* Listed records *

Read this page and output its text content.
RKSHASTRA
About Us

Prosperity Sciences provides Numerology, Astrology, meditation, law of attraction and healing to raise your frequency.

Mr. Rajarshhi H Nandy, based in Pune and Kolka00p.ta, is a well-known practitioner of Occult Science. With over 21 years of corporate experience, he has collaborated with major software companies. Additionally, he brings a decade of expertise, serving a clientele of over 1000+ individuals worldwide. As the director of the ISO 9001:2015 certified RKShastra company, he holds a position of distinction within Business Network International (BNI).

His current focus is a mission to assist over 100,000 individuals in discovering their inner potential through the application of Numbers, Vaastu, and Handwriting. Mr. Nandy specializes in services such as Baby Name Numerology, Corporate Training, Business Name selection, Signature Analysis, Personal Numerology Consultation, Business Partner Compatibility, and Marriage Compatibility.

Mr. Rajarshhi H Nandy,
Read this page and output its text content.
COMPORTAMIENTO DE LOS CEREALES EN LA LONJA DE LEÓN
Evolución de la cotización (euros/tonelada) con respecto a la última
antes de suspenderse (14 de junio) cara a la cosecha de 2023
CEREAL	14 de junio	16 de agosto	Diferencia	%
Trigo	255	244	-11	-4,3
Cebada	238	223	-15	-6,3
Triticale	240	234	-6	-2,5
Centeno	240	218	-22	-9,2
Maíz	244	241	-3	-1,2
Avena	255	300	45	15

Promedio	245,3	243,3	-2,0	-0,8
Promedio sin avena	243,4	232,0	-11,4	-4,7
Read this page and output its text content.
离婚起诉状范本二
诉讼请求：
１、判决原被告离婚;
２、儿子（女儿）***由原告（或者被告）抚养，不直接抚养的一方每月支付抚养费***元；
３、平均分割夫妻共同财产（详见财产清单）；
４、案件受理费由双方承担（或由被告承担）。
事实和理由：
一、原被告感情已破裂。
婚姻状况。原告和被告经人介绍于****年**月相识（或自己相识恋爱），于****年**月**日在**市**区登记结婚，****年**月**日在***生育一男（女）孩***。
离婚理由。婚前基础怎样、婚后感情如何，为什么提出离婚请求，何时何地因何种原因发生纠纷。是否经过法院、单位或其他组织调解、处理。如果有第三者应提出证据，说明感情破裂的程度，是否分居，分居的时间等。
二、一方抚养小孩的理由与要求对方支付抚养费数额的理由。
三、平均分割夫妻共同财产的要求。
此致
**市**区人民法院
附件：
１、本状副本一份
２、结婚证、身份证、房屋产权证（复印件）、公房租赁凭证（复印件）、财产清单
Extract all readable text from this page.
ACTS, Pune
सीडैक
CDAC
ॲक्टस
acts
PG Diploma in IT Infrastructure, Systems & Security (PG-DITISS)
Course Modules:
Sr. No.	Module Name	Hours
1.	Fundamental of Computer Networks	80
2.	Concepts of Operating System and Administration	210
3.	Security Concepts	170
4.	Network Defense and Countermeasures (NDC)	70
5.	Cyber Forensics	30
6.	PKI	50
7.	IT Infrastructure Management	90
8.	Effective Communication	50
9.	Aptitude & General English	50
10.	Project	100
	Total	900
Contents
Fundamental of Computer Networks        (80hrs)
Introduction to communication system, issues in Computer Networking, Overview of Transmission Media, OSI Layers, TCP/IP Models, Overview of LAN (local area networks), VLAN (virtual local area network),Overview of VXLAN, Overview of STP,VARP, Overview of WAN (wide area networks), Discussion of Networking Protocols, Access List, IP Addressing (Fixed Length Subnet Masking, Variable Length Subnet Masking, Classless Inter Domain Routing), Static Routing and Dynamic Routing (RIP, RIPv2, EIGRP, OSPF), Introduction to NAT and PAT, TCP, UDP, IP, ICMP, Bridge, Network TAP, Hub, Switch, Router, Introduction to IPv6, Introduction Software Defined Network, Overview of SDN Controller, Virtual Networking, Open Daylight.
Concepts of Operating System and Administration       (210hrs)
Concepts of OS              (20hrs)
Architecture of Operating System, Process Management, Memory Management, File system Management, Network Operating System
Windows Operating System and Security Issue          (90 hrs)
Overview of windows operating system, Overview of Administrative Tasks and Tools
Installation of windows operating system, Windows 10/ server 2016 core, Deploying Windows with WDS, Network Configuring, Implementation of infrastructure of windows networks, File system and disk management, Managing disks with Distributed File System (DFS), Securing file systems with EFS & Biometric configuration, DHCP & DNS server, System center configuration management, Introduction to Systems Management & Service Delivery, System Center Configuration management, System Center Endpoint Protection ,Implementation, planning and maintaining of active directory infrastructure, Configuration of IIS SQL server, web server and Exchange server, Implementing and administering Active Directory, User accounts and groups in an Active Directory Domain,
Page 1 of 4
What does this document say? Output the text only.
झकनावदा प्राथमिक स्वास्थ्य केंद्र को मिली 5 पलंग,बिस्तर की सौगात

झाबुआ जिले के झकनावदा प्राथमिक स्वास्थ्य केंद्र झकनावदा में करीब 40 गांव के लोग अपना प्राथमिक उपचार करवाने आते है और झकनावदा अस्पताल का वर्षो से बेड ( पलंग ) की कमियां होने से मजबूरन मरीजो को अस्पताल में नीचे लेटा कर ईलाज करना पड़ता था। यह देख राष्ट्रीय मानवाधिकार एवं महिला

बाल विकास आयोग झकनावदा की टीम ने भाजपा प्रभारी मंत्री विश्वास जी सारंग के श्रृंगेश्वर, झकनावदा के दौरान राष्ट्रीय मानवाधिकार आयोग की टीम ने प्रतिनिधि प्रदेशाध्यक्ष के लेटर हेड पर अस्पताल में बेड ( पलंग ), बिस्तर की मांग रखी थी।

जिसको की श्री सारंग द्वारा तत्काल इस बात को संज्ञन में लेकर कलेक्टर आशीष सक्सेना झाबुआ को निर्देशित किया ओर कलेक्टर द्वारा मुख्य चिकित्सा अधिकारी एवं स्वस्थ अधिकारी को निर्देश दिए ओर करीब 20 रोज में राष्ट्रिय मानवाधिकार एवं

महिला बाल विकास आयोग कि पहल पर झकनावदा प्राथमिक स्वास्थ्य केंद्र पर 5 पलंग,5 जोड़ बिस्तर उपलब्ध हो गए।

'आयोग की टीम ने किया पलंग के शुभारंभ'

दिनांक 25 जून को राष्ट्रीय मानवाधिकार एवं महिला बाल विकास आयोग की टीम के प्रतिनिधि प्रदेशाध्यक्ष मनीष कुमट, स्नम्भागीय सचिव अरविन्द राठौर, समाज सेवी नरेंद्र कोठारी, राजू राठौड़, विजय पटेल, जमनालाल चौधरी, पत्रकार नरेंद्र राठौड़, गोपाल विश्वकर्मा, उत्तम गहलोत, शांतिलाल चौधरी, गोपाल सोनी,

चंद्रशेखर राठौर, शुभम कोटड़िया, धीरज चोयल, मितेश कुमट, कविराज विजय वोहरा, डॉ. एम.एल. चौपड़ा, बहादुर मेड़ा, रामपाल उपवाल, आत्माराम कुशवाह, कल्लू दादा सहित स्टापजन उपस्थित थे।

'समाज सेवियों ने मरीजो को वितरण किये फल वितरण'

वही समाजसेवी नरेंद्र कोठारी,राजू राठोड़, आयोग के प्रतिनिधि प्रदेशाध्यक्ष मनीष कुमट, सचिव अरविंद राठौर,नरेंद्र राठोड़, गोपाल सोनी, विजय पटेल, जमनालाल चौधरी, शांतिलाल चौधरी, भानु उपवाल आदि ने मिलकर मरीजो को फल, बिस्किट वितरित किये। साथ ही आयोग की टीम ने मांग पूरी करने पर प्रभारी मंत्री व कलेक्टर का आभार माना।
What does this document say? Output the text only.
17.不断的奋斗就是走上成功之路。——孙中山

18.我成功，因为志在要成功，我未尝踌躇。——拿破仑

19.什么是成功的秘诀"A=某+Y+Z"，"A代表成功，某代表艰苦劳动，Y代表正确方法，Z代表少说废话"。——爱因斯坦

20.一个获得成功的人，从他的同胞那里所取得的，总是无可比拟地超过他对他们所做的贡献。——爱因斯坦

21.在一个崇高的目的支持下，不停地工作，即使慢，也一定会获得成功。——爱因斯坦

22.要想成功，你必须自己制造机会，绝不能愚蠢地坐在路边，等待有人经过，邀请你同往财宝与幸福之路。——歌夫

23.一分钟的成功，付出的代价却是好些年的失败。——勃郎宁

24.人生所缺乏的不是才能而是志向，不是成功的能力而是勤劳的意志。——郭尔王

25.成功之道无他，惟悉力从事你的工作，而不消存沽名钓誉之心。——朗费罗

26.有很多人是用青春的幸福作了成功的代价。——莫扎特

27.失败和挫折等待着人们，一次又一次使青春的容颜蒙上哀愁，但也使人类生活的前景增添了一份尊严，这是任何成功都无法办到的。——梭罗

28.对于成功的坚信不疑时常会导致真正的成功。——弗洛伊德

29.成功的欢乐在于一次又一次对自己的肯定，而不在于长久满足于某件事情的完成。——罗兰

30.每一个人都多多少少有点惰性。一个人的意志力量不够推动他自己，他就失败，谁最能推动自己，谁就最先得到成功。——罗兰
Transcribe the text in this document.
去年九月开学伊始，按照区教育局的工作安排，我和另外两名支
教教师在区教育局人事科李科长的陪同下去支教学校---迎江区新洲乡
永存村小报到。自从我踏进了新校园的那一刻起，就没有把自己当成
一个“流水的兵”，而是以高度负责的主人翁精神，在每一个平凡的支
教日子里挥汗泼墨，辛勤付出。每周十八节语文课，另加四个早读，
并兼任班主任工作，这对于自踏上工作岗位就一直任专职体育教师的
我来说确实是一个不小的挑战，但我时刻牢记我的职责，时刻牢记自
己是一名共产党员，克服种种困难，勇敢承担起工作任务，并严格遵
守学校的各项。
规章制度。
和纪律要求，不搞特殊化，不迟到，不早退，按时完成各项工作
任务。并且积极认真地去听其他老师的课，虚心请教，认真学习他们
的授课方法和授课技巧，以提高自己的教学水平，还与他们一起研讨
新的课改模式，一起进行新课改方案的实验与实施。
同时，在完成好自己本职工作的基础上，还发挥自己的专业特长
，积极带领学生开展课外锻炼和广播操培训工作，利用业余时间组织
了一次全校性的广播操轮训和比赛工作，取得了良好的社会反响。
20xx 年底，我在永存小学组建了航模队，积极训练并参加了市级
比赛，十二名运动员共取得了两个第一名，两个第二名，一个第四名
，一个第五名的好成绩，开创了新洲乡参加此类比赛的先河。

* Work instructions *
In the entries above, find each line with the word "Security" and show it.

* Task response *
PG Diploma in IT Infrastructure, Systems & Security (PG-DITISS)
3.	Security Concepts	170
Windows Operating System and Security Issue          (90 hrs)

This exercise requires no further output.